Search the entries for the word "this" and pull out each line that has it.

Records contained in a dataset
[start]
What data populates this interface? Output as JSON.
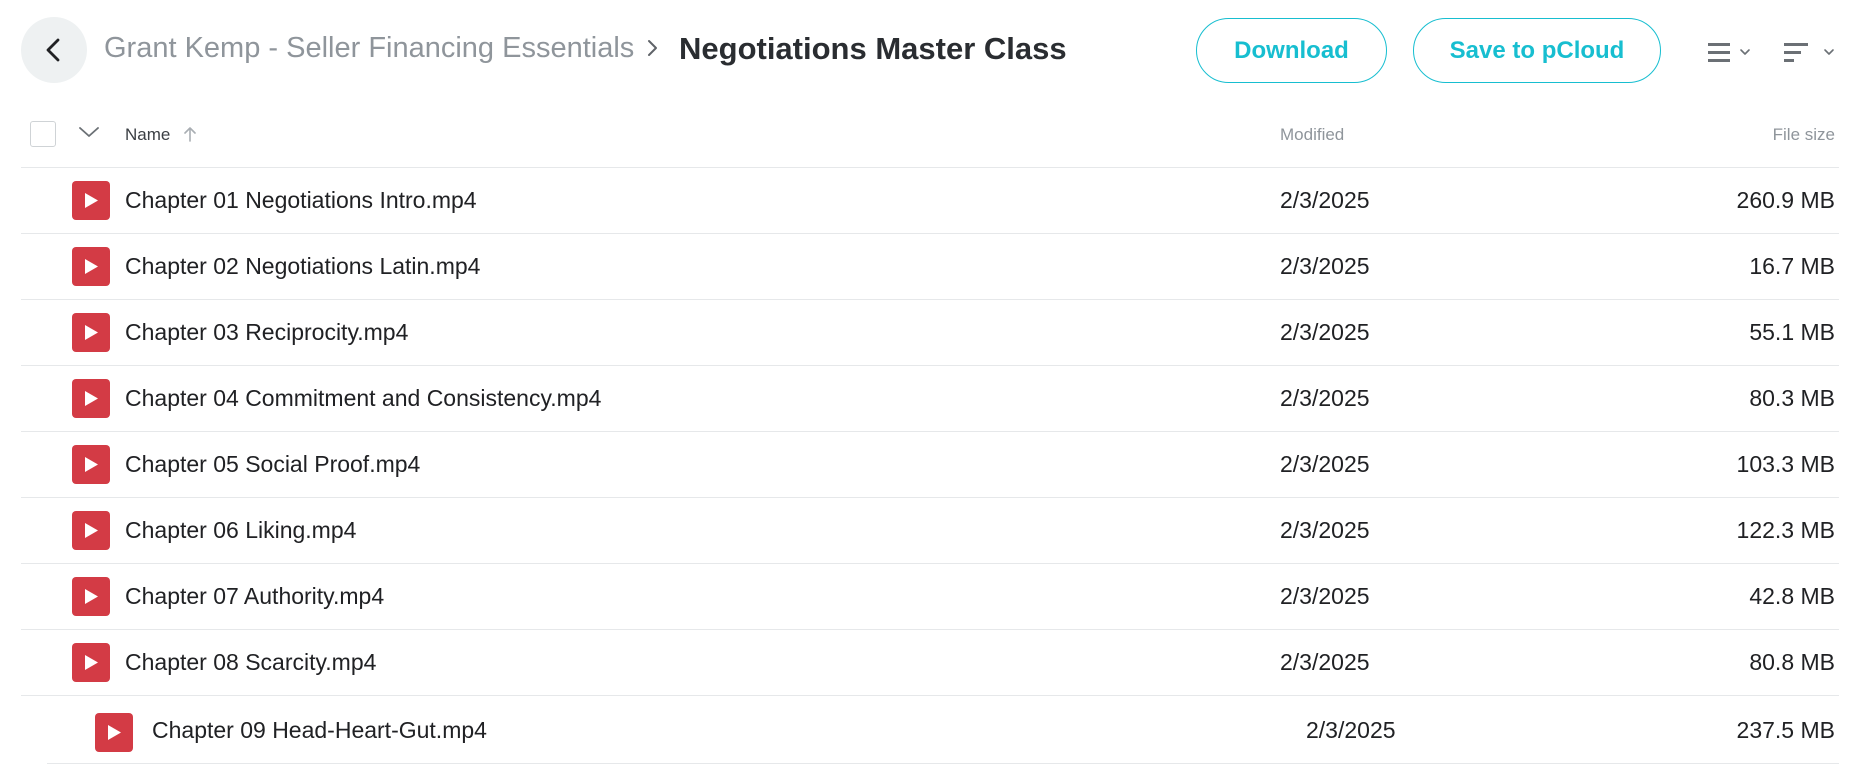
{
  "breadcrumb": {
    "parent": "Grant Kemp - Seller Financing Essentials",
    "current": "Negotiations Master Class"
  },
  "toolbar": {
    "download_label": "Download",
    "save_label": "Save to pCloud",
    "view_icon": "list-view-icon",
    "sort_icon": "sort-icon"
  },
  "table": {
    "columns": {
      "name": "Name",
      "modified": "Modified",
      "size": "File size"
    },
    "sort": {
      "column": "Name",
      "direction": "ascending"
    },
    "rows": [
      {
        "name": "Chapter 01 Negotiations Intro.mp4",
        "modified": "2/3/2025",
        "size": "260.9 MB",
        "icon": "video-file-icon"
      },
      {
        "name": "Chapter 02 Negotiations Latin.mp4",
        "modified": "2/3/2025",
        "size": "16.7 MB",
        "icon": "video-file-icon"
      },
      {
        "name": "Chapter 03 Reciprocity.mp4",
        "modified": "2/3/2025",
        "size": "55.1 MB",
        "icon": "video-file-icon"
      },
      {
        "name": "Chapter 04 Commitment and Consistency.mp4",
        "modified": "2/3/2025",
        "size": "80.3 MB",
        "icon": "video-file-icon"
      },
      {
        "name": "Chapter 05 Social Proof.mp4",
        "modified": "2/3/2025",
        "size": "103.3 MB",
        "icon": "video-file-icon"
      },
      {
        "name": "Chapter 06 Liking.mp4",
        "modified": "2/3/2025",
        "size": "122.3 MB",
        "icon": "video-file-icon"
      },
      {
        "name": "Chapter 07 Authority.mp4",
        "modified": "2/3/2025",
        "size": "42.8 MB",
        "icon": "video-file-icon"
      },
      {
        "name": "Chapter 08 Scarcity.mp4",
        "modified": "2/3/2025",
        "size": "80.8 MB",
        "icon": "video-file-icon"
      },
      {
        "name": "Chapter 09 Head-Heart-Gut.mp4",
        "modified": "2/3/2025",
        "size": "237.5 MB",
        "icon": "video-file-icon"
      }
    ]
  },
  "colors": {
    "accent": "#17bed0",
    "video_icon": "#d33b45",
    "muted_text": "#8f959b",
    "divider": "#e6e8ea"
  }
}
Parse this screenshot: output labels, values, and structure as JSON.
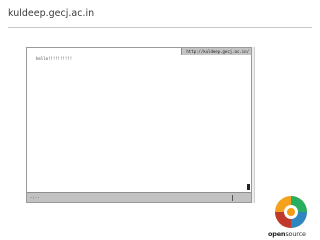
[end]
• Finished exercise
What data populates this interface? Output as JSON.
Parse this screenshot: output labels, values, and structure as JSON.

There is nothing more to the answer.